_TASK DETAILS:_
Where the data below has the string "گوشی", return the whole line.

_Saved entries:_
—————

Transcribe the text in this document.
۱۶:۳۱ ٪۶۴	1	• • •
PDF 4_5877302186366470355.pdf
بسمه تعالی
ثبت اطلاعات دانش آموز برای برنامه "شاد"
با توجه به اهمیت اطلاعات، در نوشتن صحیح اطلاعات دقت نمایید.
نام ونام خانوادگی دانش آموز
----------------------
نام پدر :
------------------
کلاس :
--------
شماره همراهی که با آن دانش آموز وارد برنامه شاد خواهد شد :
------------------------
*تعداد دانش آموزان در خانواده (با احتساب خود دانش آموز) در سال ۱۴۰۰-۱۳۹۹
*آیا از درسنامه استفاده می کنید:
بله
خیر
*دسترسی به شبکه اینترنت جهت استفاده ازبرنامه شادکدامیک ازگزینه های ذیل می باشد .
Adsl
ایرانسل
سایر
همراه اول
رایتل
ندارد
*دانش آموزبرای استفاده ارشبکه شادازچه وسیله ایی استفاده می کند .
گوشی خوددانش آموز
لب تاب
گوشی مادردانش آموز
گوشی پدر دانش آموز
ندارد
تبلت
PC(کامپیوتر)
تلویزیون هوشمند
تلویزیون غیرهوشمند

—————

_TASK SOLUTION:_
گوشی خوددانش آموز
گوشی مادردانش آموز
گوشی پدر دانش آموز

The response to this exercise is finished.